— Start —
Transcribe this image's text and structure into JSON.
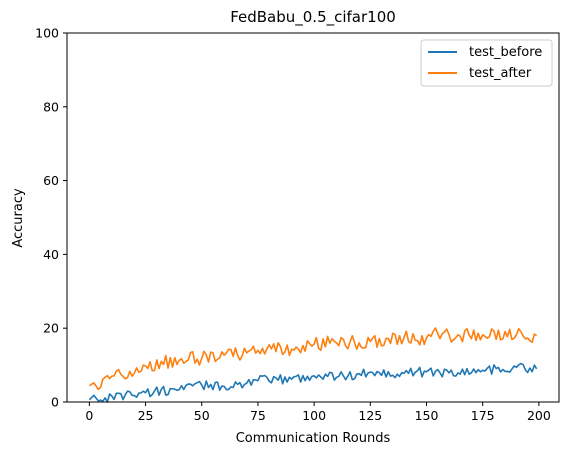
{
  "chart_data": {
    "type": "line",
    "title": "FedBabu_0.5_cifar100",
    "xlabel": "Communication Rounds",
    "ylabel": "Accuracy",
    "xlim": [
      -9.95,
      208.95
    ],
    "ylim": [
      0,
      100
    ],
    "xticks": [
      0,
      25,
      50,
      75,
      100,
      125,
      150,
      175,
      200
    ],
    "yticks": [
      0,
      20,
      40,
      60,
      80,
      100
    ],
    "grid": false,
    "legend_position": "top-right",
    "series": [
      {
        "name": "test_before",
        "color": "#1f77b4",
        "keypoints": [
          [
            0,
            0.6
          ],
          [
            2,
            1.8
          ],
          [
            4,
            0.3
          ],
          [
            10,
            1.6
          ],
          [
            25,
            2.5
          ],
          [
            40,
            3.4
          ],
          [
            50,
            4.6
          ],
          [
            60,
            4.2
          ],
          [
            75,
            5.8
          ],
          [
            90,
            6.2
          ],
          [
            100,
            7.1
          ],
          [
            115,
            7.0
          ],
          [
            125,
            8.1
          ],
          [
            140,
            7.8
          ],
          [
            150,
            8.2
          ],
          [
            160,
            7.9
          ],
          [
            175,
            8.6
          ],
          [
            190,
            9.4
          ],
          [
            199,
            9.0
          ]
        ],
        "noise_amplitude": 1.3
      },
      {
        "name": "test_after",
        "color": "#ff7f0e",
        "keypoints": [
          [
            0,
            4.4
          ],
          [
            2,
            5.2
          ],
          [
            4,
            3.4
          ],
          [
            10,
            7.0
          ],
          [
            25,
            9.8
          ],
          [
            40,
            11.3
          ],
          [
            50,
            11.9
          ],
          [
            60,
            12.7
          ],
          [
            75,
            14.0
          ],
          [
            90,
            14.3
          ],
          [
            100,
            15.7
          ],
          [
            110,
            16.0
          ],
          [
            125,
            16.4
          ],
          [
            140,
            17.5
          ],
          [
            150,
            17.4
          ],
          [
            155,
            18.5
          ],
          [
            165,
            17.8
          ],
          [
            175,
            18.2
          ],
          [
            190,
            18.2
          ],
          [
            199,
            18.0
          ]
        ],
        "noise_amplitude": 2.0
      }
    ]
  }
}
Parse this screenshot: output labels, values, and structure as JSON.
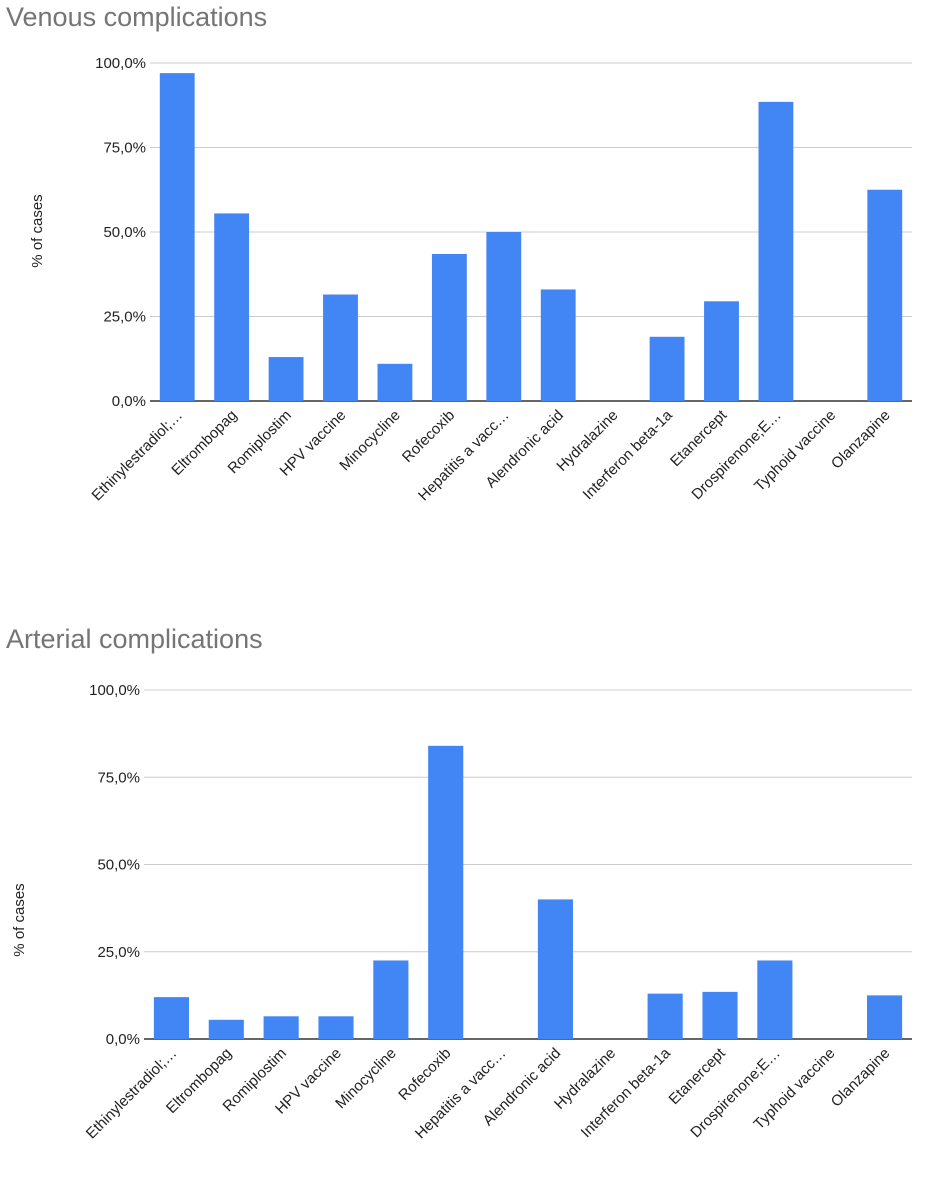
{
  "chart_data": [
    {
      "type": "bar",
      "title": "Venous complications",
      "xlabel": "",
      "ylabel": "% of cases",
      "ylim": [
        0,
        100
      ],
      "yticks": [
        "0,0%",
        "25,0%",
        "50,0%",
        "75,0%",
        "100,0%"
      ],
      "grid": true,
      "bar_color": "#4285f4",
      "categories": [
        "Ethinylestradiol;…",
        "Eltrombopag",
        "Romiplostim",
        "HPV vaccine",
        "Minocycline",
        "Rofecoxib",
        "Hepatitis a vacc…",
        "Alendronic acid",
        "Hydralazine",
        "Interferon beta-1a",
        "Etanercept",
        "Drospirenone;E…",
        "Typhoid vaccine",
        "Olanzapine"
      ],
      "values": [
        97,
        55.5,
        13,
        31.5,
        11,
        43.5,
        50,
        33,
        0,
        19,
        29.5,
        88.5,
        0,
        62.5
      ]
    },
    {
      "type": "bar",
      "title": "Arterial complications",
      "xlabel": "",
      "ylabel": "% of cases",
      "ylim": [
        0,
        100
      ],
      "yticks": [
        "0,0%",
        "25,0%",
        "50,0%",
        "75,0%",
        "100,0%"
      ],
      "grid": true,
      "bar_color": "#4285f4",
      "categories": [
        "Ethinylestradiol;…",
        "Eltrombopag",
        "Romiplostim",
        "HPV vaccine",
        "Minocycline",
        "Rofecoxib",
        "Hepatitis a vacc…",
        "Alendronic acid",
        "Hydralazine",
        "Interferon beta-1a",
        "Etanercept",
        "Drospirenone;E…",
        "Typhoid vaccine",
        "Olanzapine"
      ],
      "values": [
        12,
        5.5,
        6.5,
        6.5,
        22.5,
        84,
        0,
        40,
        0,
        13,
        13.5,
        22.5,
        0,
        12.5
      ]
    }
  ]
}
— End —
WHAT YOU ARE ASKED TO DO: Give the data again exactly as written, with all pictures left out.

SOLUTION:
Transcribe this image's text and structure into JSON.
{
  "chart_data": {
    "type": "line",
    "title": "FedBabu_0.5_cifar100",
    "xlabel": "Communication Rounds",
    "ylabel": "Accuracy",
    "xlim": [
      -9.95,
      208.95
    ],
    "ylim": [
      0,
      100
    ],
    "xticks": [
      0,
      25,
      50,
      75,
      100,
      125,
      150,
      175,
      200
    ],
    "yticks": [
      0,
      20,
      40,
      60,
      80,
      100
    ],
    "grid": false,
    "legend_position": "top-right",
    "series": [
      {
        "name": "test_before",
        "color": "#1f77b4",
        "keypoints": [
          [
            0,
            0.6
          ],
          [
            2,
            1.8
          ],
          [
            4,
            0.3
          ],
          [
            10,
            1.6
          ],
          [
            25,
            2.5
          ],
          [
            40,
            3.4
          ],
          [
            50,
            4.6
          ],
          [
            60,
            4.2
          ],
          [
            75,
            5.8
          ],
          [
            90,
            6.2
          ],
          [
            100,
            7.1
          ],
          [
            115,
            7.0
          ],
          [
            125,
            8.1
          ],
          [
            140,
            7.8
          ],
          [
            150,
            8.2
          ],
          [
            160,
            7.9
          ],
          [
            175,
            8.6
          ],
          [
            190,
            9.4
          ],
          [
            199,
            9.0
          ]
        ],
        "noise_amplitude": 1.3
      },
      {
        "name": "test_after",
        "color": "#ff7f0e",
        "keypoints": [
          [
            0,
            4.4
          ],
          [
            2,
            5.2
          ],
          [
            4,
            3.4
          ],
          [
            10,
            7.0
          ],
          [
            25,
            9.8
          ],
          [
            40,
            11.3
          ],
          [
            50,
            11.9
          ],
          [
            60,
            12.7
          ],
          [
            75,
            14.0
          ],
          [
            90,
            14.3
          ],
          [
            100,
            15.7
          ],
          [
            110,
            16.0
          ],
          [
            125,
            16.4
          ],
          [
            140,
            17.5
          ],
          [
            150,
            17.4
          ],
          [
            155,
            18.5
          ],
          [
            165,
            17.8
          ],
          [
            175,
            18.2
          ],
          [
            190,
            18.2
          ],
          [
            199,
            18.0
          ]
        ],
        "noise_amplitude": 2.0
      }
    ]
  }
}
Parse this screenshot: output labels, values, and structure as JSON.
{
  "chart_data": [
    {
      "type": "bar",
      "title": "Venous complications",
      "xlabel": "",
      "ylabel": "% of cases",
      "ylim": [
        0,
        100
      ],
      "yticks": [
        "0,0%",
        "25,0%",
        "50,0%",
        "75,0%",
        "100,0%"
      ],
      "grid": true,
      "bar_color": "#4285f4",
      "categories": [
        "Ethinylestradiol;…",
        "Eltrombopag",
        "Romiplostim",
        "HPV vaccine",
        "Minocycline",
        "Rofecoxib",
        "Hepatitis a vacc…",
        "Alendronic acid",
        "Hydralazine",
        "Interferon beta-1a",
        "Etanercept",
        "Drospirenone;E…",
        "Typhoid vaccine",
        "Olanzapine"
      ],
      "values": [
        97,
        55.5,
        13,
        31.5,
        11,
        43.5,
        50,
        33,
        0,
        19,
        29.5,
        88.5,
        0,
        62.5
      ]
    },
    {
      "type": "bar",
      "title": "Arterial complications",
      "xlabel": "",
      "ylabel": "% of cases",
      "ylim": [
        0,
        100
      ],
      "yticks": [
        "0,0%",
        "25,0%",
        "50,0%",
        "75,0%",
        "100,0%"
      ],
      "grid": true,
      "bar_color": "#4285f4",
      "categories": [
        "Ethinylestradiol;…",
        "Eltrombopag",
        "Romiplostim",
        "HPV vaccine",
        "Minocycline",
        "Rofecoxib",
        "Hepatitis a vacc…",
        "Alendronic acid",
        "Hydralazine",
        "Interferon beta-1a",
        "Etanercept",
        "Drospirenone;E…",
        "Typhoid vaccine",
        "Olanzapine"
      ],
      "values": [
        12,
        5.5,
        6.5,
        6.5,
        22.5,
        84,
        0,
        40,
        0,
        13,
        13.5,
        22.5,
        0,
        12.5
      ]
    }
  ]
}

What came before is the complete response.